Filter the material down to the lines that contain the string "Recovery", treating the match as case-sensitive.

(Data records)
++++++++++

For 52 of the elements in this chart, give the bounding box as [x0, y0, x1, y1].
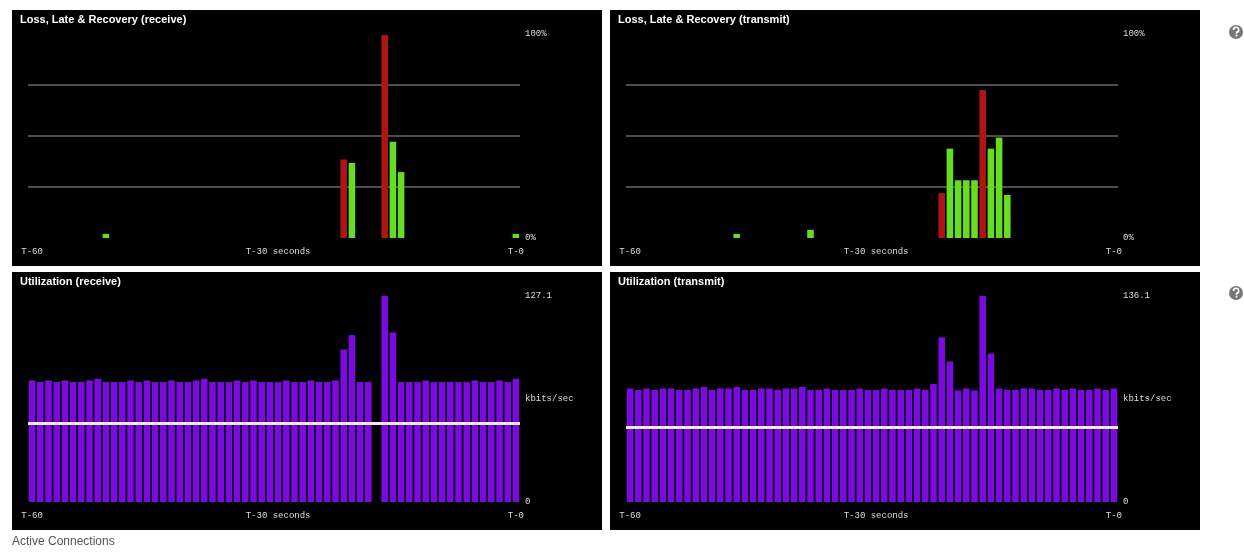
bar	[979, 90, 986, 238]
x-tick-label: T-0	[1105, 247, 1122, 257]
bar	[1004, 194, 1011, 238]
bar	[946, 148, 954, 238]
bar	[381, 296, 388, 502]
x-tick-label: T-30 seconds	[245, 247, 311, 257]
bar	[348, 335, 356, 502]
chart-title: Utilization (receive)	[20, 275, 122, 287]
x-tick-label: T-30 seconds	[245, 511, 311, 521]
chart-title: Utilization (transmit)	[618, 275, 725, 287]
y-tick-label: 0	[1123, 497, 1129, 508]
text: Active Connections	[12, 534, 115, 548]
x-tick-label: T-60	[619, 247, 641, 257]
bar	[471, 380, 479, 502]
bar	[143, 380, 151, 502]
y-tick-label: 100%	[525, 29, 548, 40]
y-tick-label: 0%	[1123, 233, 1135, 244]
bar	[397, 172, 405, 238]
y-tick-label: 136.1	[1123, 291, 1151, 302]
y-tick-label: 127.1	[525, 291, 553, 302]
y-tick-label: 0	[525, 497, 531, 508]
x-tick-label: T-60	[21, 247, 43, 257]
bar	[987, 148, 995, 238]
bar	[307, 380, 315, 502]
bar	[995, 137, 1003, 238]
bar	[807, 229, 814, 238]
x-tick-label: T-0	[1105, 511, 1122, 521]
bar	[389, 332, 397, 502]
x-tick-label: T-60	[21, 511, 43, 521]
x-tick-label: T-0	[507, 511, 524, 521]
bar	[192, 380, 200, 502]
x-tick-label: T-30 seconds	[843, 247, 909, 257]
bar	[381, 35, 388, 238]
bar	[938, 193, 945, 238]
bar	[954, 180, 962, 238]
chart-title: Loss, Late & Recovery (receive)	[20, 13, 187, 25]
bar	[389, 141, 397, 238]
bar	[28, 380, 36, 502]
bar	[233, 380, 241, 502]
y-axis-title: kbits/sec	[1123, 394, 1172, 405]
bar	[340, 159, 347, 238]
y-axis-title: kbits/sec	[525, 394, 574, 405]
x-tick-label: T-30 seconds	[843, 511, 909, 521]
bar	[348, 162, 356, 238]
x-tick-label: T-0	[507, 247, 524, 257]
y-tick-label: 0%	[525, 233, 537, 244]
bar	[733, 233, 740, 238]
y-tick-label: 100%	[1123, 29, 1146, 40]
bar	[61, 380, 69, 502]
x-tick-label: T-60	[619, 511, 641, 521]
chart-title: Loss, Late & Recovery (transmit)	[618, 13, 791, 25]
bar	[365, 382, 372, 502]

++++++++++

Result of the exercise:
chart-title: Loss, Late & Recovery (receive)	[20, 13, 187, 25]
chart-title: Loss, Late & Recovery (transmit)	[618, 13, 791, 25]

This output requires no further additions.